── DATA ROWS ──
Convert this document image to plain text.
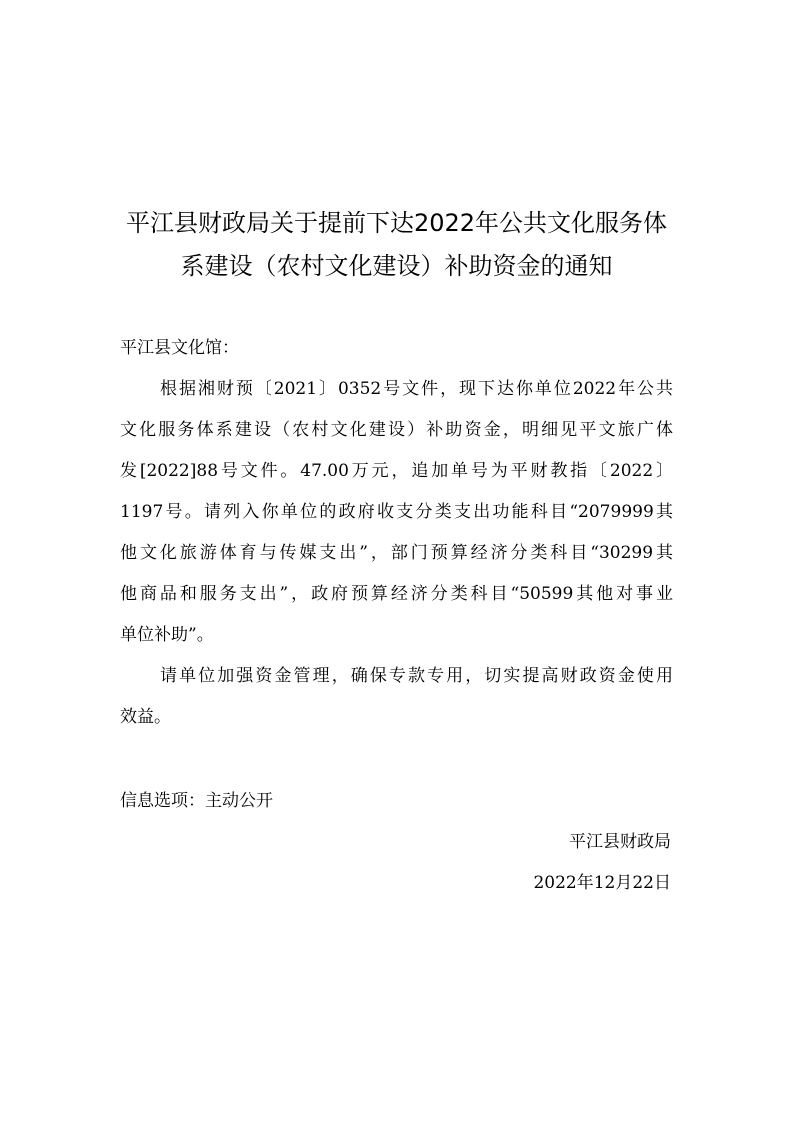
平江县财政局关于提前下达2022年公共文化服务体
系建设（农村文化建设）补助资金的通知

平江县文化馆：

根据湘财预〔2021〕0352号文件，现下达你单位2022年公共

文化服务体系建设（农村文化建设）补助资金，明细见平文旅广体

发[2022]88号文件。47.00万元，追加单号为平财教指〔2022〕

1197号。请列入你单位的政府收支分类支出功能科目“2079999其

他文化旅游体育与传媒支出”，部门预算经济分类科目“30299其

他商品和服务支出”，政府预算经济分类科目“50599其他对事业

单位补助”。

请单位加强资金管理，确保专款专用，切实提高财政资金使用

效益。

信息选项：主动公开

平江县财政局

2022年12月22日
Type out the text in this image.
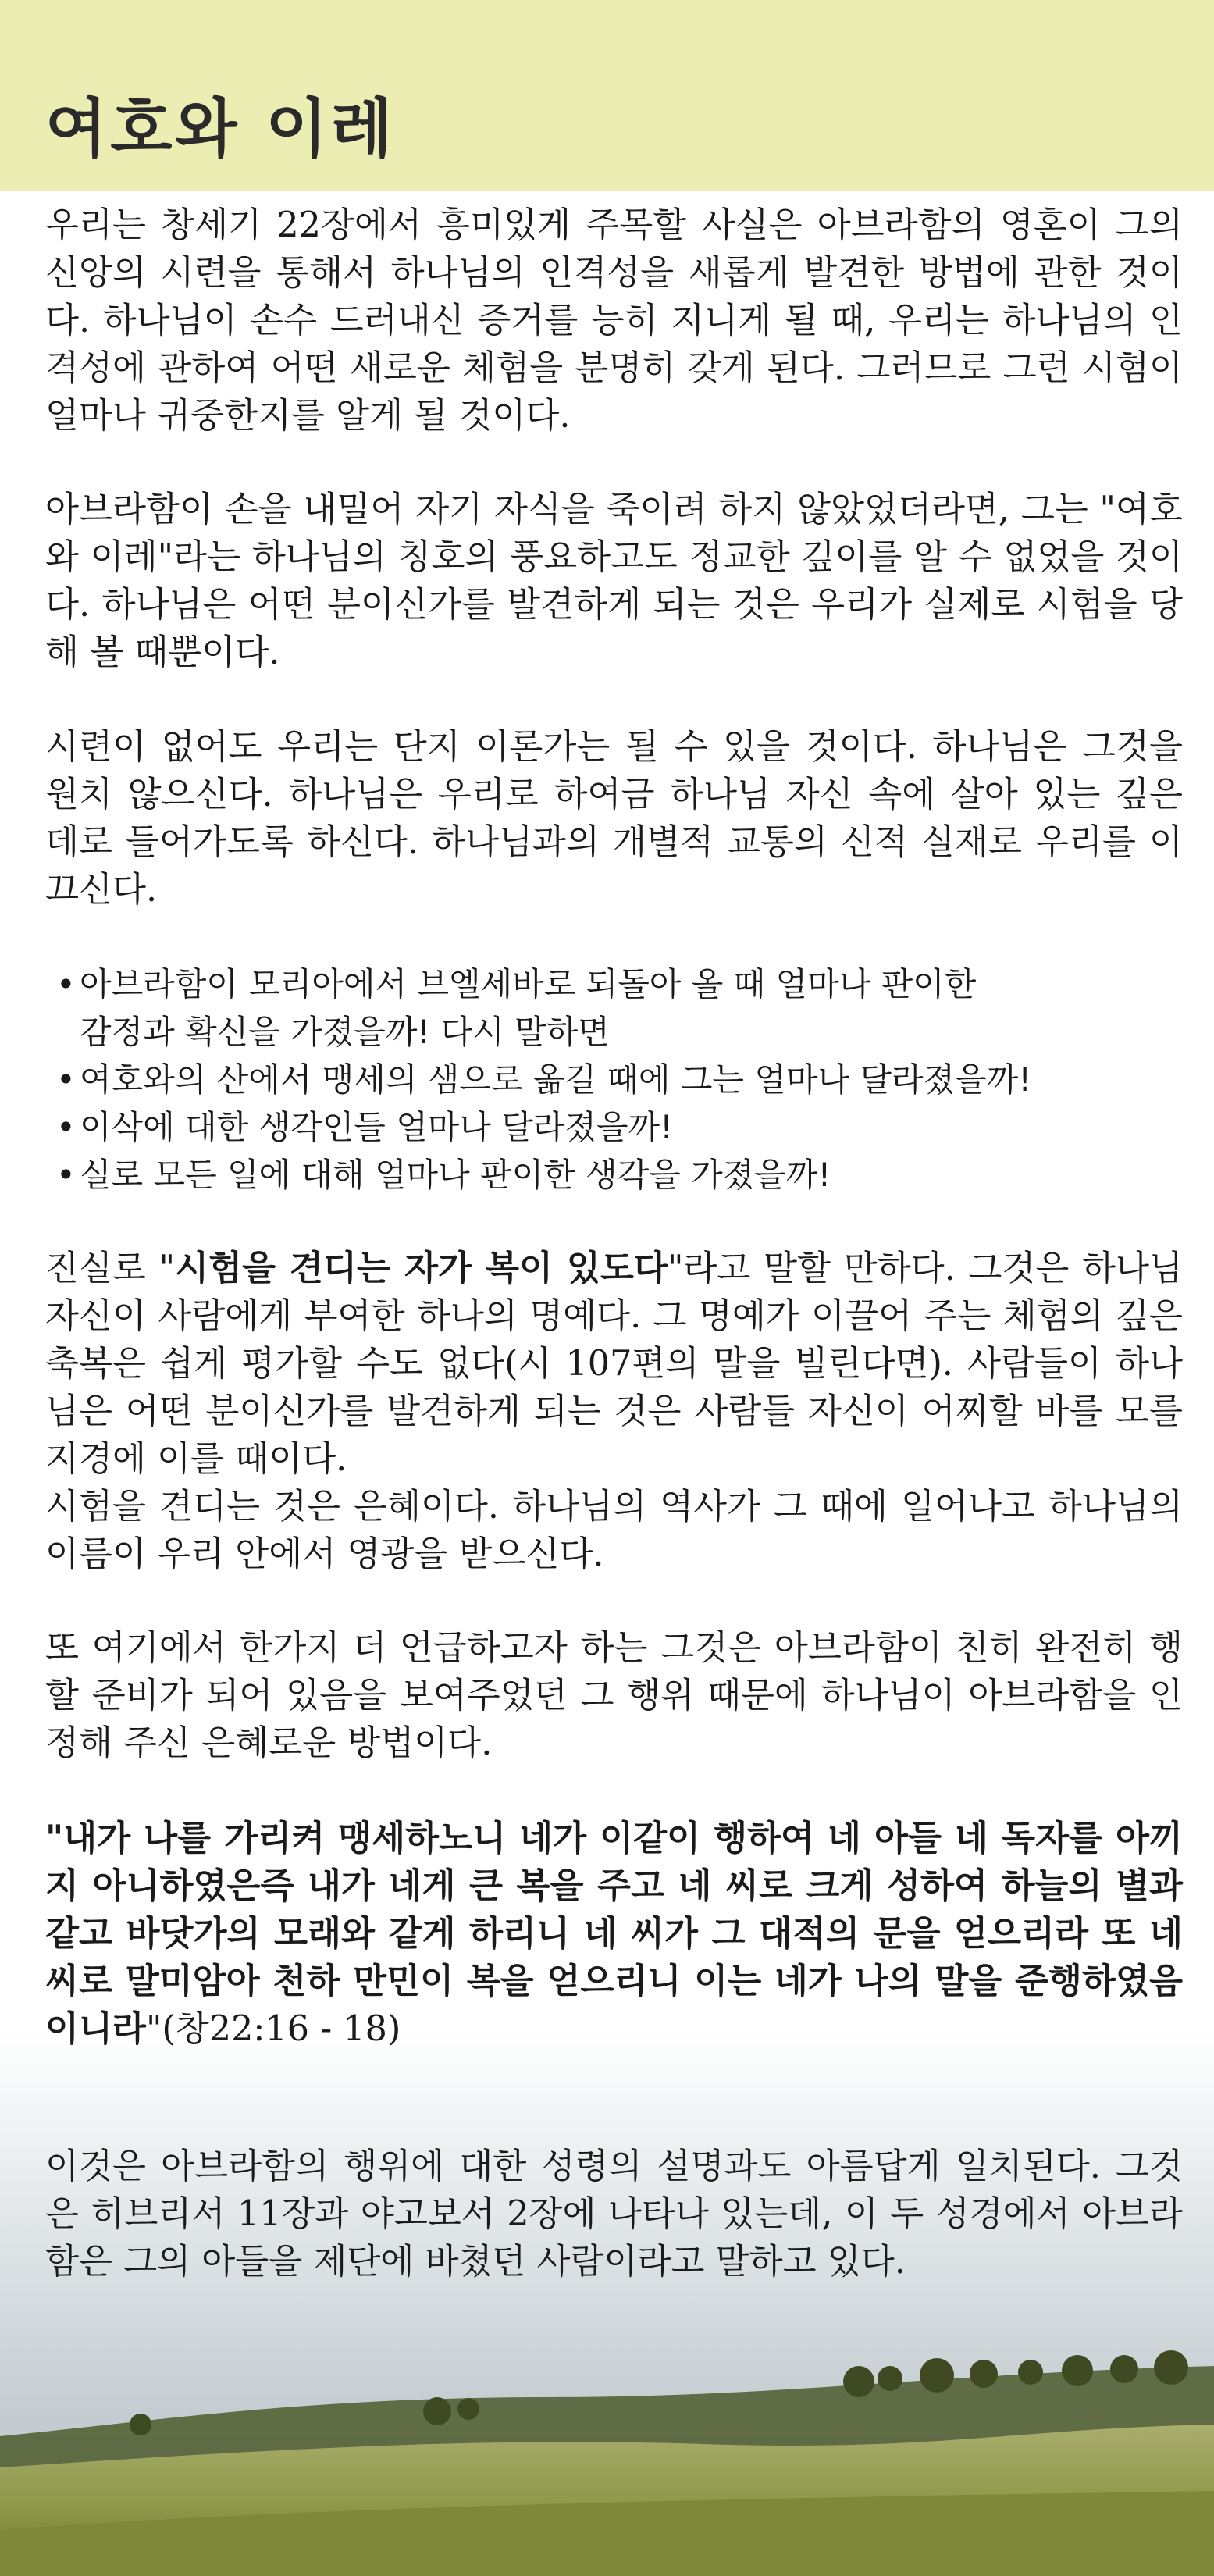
여호와 이레

우리는 창세기 22장에서 흥미있게 주목할 사실은 아브라함의 영혼이 그의 신앙의 시련을 통해서 하나님의 인격성을 새롭게 발견한 방법에 관한 것이다. 하나님이 손수 드러내신 증거를 능히 지니게 될 때, 우리는 하나님의 인격성에 관하여 어떤 새로운 체험을 분명히 갖게 된다. 그러므로 그런 시험이 얼마나 귀중한지를 알게 될 것이다.

아브라함이 손을 내밀어 자기 자식을 죽이려 하지 않았었더라면, 그는 "여호와 이레"라는 하나님의 칭호의 풍요하고도 정교한 깊이를 알 수 없었을 것이다. 하나님은 어떤 분이신가를 발견하게 되는 것은 우리가 실제로 시험을 당해 볼 때뿐이다.

시련이 없어도 우리는 단지 이론가는 될 수 있을 것이다. 하나님은 그것을 원치 않으신다. 하나님은 우리로 하여금 하나님 자신 속에 살아 있는 깊은 데로 들어가도록 하신다. 하나님과의 개별적 교통의 신적 실재로 우리를 이끄신다.

• 아브라함이 모리아에서 브엘세바로 되돌아 올 때 얼마나 판이한
감정과 확신을 가졌을까! 다시 말하면
• 여호와의 산에서 맹세의 샘으로 옮길 때에 그는 얼마나 달라졌을까!
• 이삭에 대한 생각인들 얼마나 달라졌을까!
• 실로 모든 일에 대해 얼마나 판이한 생각을 가졌을까!

진실로 "시험을 견디는 자가 복이 있도다"라고 말할 만하다. 그것은 하나님 자신이 사람에게 부여한 하나의 명예다. 그 명예가 이끌어 주는 체험의 깊은 축복은 쉽게 평가할 수도 없다(시 107편의 말을 빌린다면). 사람들이 하나님은 어떤 분이신가를 발견하게 되는 것은 사람들 자신이 어찌할 바를 모를 지경에 이를 때이다.

시험을 견디는 것은 은혜이다. 하나님의 역사가 그 때에 일어나고 하나님의 이름이 우리 안에서 영광을 받으신다.

또 여기에서 한가지 더 언급하고자 하는 그것은 아브라함이 친히 완전히 행할 준비가 되어 있음을 보여주었던 그 행위 때문에 하나님이 아브라함을 인정해 주신 은혜로운 방법이다.

"내가 나를 가리켜 맹세하노니 네가 이같이 행하여 네 아들 네 독자를 아끼지 아니하였은즉 내가 네게 큰 복을 주고 네 씨로 크게 성하여 하늘의 별과 같고 바닷가의 모래와 같게 하리니 네 씨가 그 대적의 문을 얻으리라 또 네 씨로 말미암아 천하 만민이 복을 얻으리니 이는 네가 나의 말을 준행하였음이니라"(창22:16 - 18)

이것은 아브라함의 행위에 대한 성령의 설명과도 아름답게 일치된다. 그것은 히브리서 11장과 야고보서 2장에 나타나 있는데, 이 두 성경에서 아브라함은 그의 아들을 제단에 바쳤던 사람이라고 말하고 있다.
───
GIVEN EXERCISE: Write out the records above exactly as they stand, leaving out every picture.

SOLUTION BELOW:
Convert this document image to plain text.
平江县财政局关于提前下达2022年公共文化服务体
系建设（农村文化建设）补助资金的通知

平江县文化馆：

根据湘财预〔2021〕0352号文件，现下达你单位2022年公共

文化服务体系建设（农村文化建设）补助资金，明细见平文旅广体

发[2022]88号文件。47.00万元，追加单号为平财教指〔2022〕

1197号。请列入你单位的政府收支分类支出功能科目“2079999其

他文化旅游体育与传媒支出”，部门预算经济分类科目“30299其

他商品和服务支出”，政府预算经济分类科目“50599其他对事业

单位补助”。

请单位加强资金管理，确保专款专用，切实提高财政资金使用

效益。

信息选项：主动公开

平江县财政局

2022年12月22日
Type out the text in this image.
여호와 이레

우리는 창세기 22장에서 흥미있게 주목할 사실은 아브라함의 영혼이 그의 신앙의 시련을 통해서 하나님의 인격성을 새롭게 발견한 방법에 관한 것이다. 하나님이 손수 드러내신 증거를 능히 지니게 될 때, 우리는 하나님의 인격성에 관하여 어떤 새로운 체험을 분명히 갖게 된다. 그러므로 그런 시험이 얼마나 귀중한지를 알게 될 것이다.

아브라함이 손을 내밀어 자기 자식을 죽이려 하지 않았었더라면, 그는 "여호와 이레"라는 하나님의 칭호의 풍요하고도 정교한 깊이를 알 수 없었을 것이다. 하나님은 어떤 분이신가를 발견하게 되는 것은 우리가 실제로 시험을 당해 볼 때뿐이다.

시련이 없어도 우리는 단지 이론가는 될 수 있을 것이다. 하나님은 그것을 원치 않으신다. 하나님은 우리로 하여금 하나님 자신 속에 살아 있는 깊은 데로 들어가도록 하신다. 하나님과의 개별적 교통의 신적 실재로 우리를 이끄신다.

• 아브라함이 모리아에서 브엘세바로 되돌아 올 때 얼마나 판이한
감정과 확신을 가졌을까! 다시 말하면
• 여호와의 산에서 맹세의 샘으로 옮길 때에 그는 얼마나 달라졌을까!
• 이삭에 대한 생각인들 얼마나 달라졌을까!
• 실로 모든 일에 대해 얼마나 판이한 생각을 가졌을까!

진실로 "시험을 견디는 자가 복이 있도다"라고 말할 만하다. 그것은 하나님 자신이 사람에게 부여한 하나의 명예다. 그 명예가 이끌어 주는 체험의 깊은 축복은 쉽게 평가할 수도 없다(시 107편의 말을 빌린다면). 사람들이 하나님은 어떤 분이신가를 발견하게 되는 것은 사람들 자신이 어찌할 바를 모를 지경에 이를 때이다.

시험을 견디는 것은 은혜이다. 하나님의 역사가 그 때에 일어나고 하나님의 이름이 우리 안에서 영광을 받으신다.

또 여기에서 한가지 더 언급하고자 하는 그것은 아브라함이 친히 완전히 행할 준비가 되어 있음을 보여주었던 그 행위 때문에 하나님이 아브라함을 인정해 주신 은혜로운 방법이다.

"내가 나를 가리켜 맹세하노니 네가 이같이 행하여 네 아들 네 독자를 아끼지 아니하였은즉 내가 네게 큰 복을 주고 네 씨로 크게 성하여 하늘의 별과 같고 바닷가의 모래와 같게 하리니 네 씨가 그 대적의 문을 얻으리라 또 네 씨로 말미암아 천하 만민이 복을 얻으리니 이는 네가 나의 말을 준행하였음이니라"(창22:16 - 18)

이것은 아브라함의 행위에 대한 성령의 설명과도 아름답게 일치된다. 그것은 히브리서 11장과 야고보서 2장에 나타나 있는데, 이 두 성경에서 아브라함은 그의 아들을 제단에 바쳤던 사람이라고 말하고 있다.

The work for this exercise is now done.